▶ TASK
State only the number of lines that include "Election".

▶ EXTRACTED INFORMATION

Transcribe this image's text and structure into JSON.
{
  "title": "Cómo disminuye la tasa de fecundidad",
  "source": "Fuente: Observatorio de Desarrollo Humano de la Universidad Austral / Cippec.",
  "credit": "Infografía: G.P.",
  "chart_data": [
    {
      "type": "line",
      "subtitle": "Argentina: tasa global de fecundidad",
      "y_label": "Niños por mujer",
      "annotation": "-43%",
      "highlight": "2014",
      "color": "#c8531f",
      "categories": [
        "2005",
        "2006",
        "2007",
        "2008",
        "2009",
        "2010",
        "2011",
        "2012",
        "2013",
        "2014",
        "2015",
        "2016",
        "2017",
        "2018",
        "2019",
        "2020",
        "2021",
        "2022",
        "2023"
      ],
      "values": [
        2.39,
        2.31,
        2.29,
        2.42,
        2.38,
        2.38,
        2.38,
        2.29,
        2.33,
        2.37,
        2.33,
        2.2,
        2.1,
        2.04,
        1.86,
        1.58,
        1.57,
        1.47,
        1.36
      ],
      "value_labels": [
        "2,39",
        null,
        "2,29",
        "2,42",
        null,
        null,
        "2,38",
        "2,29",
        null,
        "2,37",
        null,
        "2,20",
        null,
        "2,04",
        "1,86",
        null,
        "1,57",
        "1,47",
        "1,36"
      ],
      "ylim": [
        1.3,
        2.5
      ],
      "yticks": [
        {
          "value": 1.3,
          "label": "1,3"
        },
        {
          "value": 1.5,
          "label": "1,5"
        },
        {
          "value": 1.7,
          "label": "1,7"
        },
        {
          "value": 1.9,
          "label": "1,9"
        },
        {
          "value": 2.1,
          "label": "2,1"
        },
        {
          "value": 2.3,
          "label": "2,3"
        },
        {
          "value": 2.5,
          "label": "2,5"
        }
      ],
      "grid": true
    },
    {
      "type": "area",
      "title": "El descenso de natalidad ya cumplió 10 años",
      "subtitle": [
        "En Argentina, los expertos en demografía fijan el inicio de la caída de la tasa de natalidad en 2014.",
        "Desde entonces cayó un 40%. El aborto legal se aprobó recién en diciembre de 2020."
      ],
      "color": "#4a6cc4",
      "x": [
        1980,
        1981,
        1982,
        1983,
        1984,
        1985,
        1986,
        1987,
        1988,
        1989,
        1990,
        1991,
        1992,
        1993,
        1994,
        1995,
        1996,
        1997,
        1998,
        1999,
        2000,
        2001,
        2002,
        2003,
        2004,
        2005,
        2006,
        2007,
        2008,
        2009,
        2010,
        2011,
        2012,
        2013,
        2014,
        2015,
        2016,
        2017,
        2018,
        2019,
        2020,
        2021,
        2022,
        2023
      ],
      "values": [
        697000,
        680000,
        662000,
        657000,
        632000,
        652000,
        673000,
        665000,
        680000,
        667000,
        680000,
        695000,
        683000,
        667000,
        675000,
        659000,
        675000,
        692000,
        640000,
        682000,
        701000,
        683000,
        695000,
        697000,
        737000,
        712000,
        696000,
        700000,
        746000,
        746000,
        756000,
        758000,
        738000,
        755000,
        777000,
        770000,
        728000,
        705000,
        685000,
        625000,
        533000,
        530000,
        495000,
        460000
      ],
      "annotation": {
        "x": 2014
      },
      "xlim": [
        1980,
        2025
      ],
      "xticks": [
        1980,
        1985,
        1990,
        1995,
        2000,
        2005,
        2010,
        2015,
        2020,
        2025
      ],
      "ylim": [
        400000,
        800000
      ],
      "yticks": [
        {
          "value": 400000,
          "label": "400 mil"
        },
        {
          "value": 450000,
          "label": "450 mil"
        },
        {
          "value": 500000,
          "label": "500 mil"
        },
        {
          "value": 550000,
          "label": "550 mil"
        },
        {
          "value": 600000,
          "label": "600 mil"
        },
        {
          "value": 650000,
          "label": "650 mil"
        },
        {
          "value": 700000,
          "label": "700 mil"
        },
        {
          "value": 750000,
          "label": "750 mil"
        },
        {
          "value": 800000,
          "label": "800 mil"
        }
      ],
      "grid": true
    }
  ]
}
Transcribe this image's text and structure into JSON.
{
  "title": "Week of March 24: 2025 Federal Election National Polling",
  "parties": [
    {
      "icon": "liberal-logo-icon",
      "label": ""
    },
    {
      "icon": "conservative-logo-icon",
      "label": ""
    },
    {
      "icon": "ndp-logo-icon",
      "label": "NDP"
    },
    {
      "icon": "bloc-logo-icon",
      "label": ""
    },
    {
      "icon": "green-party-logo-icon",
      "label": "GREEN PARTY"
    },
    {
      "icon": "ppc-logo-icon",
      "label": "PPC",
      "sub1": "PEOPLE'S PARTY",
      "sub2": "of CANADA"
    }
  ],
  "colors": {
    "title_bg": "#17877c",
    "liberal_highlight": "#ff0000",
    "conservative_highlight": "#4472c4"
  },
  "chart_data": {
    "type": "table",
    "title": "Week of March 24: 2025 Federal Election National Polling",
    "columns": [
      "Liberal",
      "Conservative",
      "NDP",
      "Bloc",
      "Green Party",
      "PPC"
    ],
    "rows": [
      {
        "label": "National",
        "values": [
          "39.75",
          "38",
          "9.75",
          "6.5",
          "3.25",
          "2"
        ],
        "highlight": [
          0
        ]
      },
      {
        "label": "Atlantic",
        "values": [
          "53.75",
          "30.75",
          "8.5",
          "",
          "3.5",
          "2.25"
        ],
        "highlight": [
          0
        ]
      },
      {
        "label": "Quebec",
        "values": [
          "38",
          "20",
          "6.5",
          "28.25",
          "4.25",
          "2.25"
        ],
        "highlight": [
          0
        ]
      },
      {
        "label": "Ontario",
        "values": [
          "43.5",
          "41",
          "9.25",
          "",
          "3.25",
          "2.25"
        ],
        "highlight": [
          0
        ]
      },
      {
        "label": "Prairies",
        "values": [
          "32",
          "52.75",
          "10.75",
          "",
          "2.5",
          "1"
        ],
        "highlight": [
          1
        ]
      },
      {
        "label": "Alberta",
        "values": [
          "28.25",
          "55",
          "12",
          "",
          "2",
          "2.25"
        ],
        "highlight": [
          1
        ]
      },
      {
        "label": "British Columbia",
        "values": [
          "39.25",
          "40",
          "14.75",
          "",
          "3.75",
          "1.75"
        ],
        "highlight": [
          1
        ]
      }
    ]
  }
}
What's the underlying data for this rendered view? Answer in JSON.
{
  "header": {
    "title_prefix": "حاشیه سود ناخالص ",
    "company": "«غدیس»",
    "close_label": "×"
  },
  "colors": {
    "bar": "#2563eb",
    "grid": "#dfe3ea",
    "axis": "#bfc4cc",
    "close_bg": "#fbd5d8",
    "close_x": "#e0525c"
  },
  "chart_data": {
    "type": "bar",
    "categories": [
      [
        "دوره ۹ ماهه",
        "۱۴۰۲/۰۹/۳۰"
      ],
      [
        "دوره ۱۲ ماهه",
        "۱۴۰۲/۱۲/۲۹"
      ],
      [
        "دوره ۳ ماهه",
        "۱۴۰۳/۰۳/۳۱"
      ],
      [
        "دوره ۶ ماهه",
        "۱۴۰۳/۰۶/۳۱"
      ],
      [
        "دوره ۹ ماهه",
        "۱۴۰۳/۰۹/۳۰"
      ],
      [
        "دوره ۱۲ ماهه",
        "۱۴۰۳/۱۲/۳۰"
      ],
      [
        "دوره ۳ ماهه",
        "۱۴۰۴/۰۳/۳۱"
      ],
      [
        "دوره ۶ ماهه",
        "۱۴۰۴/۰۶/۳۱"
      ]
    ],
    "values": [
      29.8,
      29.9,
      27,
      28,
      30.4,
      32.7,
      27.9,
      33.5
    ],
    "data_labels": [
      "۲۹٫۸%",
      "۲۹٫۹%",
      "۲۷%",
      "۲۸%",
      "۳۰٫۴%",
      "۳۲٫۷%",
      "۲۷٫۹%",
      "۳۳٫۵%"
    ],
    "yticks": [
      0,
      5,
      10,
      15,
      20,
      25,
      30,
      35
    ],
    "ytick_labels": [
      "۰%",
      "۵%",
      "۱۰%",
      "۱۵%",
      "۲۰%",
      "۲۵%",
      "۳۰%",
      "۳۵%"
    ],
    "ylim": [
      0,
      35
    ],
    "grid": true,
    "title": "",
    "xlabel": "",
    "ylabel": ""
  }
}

▶ FINISHED TASK
2